:: Document segment ::
II - The Nature of Humanity

The Rev. C. Joshua Villines

Virginia-Highland Church

March 12, 2003

Two of the very oldest stories that our ancestors preserved for us can be found at the front of our Bibles – they are two similar accounts of the creation of the world. In both stories, humanity plays the pivotal role in God’s creation. In the first one, the first man and the first woman are created in the very image of God, and given responsibility for every living thing on the earth [Gen 1:27-30].

In the second story, God shapes the dirt of the new world into a person, and then breathes into the empty shell. When the spirit of God (for “spirit” and “breath” are one word in Hebrew) enters the lifeless shape, the first man is formed. God then presents each new creature to that first man to be named. When the naming is complete, God takes a rib from the first male human and makes the first female one.

That is how our Scriptures begin. Much work has been done in an attempt to homogenize these two stories, but it is perhaps best to simply let them stand on their own. Our ancestors in the faith recognized that they both accurately depict who we are in relationship to God. That’s good enough.

From a biblical perspective, then, who are we as human beings? We are the product of a loving, creative God’s personal touch. We are central to God’s creative design, and we consequently carry huge responsibility for its care. We carry within us the mark and the spirit of God, a spark of the divine.

Then, of course, we get to Chapter 3 – where we find another ancient story involving a crafty serpent and the innocent first humans. In that story the first man and the first woman rebel against what God has told them to do. They sin. And for the next few hundred chapters of the Bible humanity will wrestle with the concept of sin, and it will not be until the very end of the book that we again see a perfect world free of brokenness and sin.

Thus we have the two tensions that define the human tradition within the context of orthodox Christianity: we are bearers of the divine spirit who are simultaneously in rebellion against that spirit through our sinful natures.

We’ll get back to what that means, but first we should deal a bit more with this fable about a magical fruit and a talking snake. We have Christian writings dating back as far as the third century (Origen - On First Principles) saying that many Christians did not take this story literally. Nevertheless, for several hundred years the orthodox Christian understanding of sin and its relationship to the human condition was strongly influenced by just such an interpretation.

For that, we can thank St. Augustine – whose writings form the foundation for all Christian discussions about sin. Augustine had a “realist” understanding of the transmission of sin. It was his belief that there really was an Adam, and that he was physically changed by his sin. From then on, sin literally tainted Adam’s sperm; and that sperm carried with it original sin so that every human child would – from the moment of its conception – be likewise tainted with sin.

:: Raw data ::
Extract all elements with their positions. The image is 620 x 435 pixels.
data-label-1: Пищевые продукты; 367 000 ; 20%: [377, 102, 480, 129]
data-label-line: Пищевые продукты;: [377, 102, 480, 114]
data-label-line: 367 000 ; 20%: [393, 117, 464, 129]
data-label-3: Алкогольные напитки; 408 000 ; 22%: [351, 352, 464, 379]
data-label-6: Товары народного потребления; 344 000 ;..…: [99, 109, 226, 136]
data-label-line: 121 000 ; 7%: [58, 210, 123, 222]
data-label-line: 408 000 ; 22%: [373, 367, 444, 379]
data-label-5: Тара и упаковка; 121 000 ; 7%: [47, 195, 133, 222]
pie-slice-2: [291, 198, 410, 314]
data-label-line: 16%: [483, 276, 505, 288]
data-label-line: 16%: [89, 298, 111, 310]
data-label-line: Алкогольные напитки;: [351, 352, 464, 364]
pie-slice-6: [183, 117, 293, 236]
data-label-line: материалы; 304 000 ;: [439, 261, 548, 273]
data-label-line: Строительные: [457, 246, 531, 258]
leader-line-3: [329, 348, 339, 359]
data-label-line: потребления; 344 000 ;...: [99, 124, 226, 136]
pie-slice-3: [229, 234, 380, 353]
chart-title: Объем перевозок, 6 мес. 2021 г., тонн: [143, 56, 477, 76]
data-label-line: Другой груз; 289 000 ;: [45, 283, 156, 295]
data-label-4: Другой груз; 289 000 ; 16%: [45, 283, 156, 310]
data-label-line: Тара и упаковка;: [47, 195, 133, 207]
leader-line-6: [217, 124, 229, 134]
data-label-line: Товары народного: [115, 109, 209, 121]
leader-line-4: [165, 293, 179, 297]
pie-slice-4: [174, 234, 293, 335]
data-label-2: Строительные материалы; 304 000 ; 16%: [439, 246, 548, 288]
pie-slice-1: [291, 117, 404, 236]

:: Short exercise ::
Answer these about the sermon on the nature of humanity:
1. In the second creation story, what two words are said to be one word in Hebrew?
2. Which third-century writing is cited as showing that many Christians did not take the serpent story literally?
3. According to Augustine's "realist" view, what did sin literally taint after Adam?

:: Task result ::
1. "Spirit" and "breath."
2. Origen's On First Principles.
3. Adam's sperm.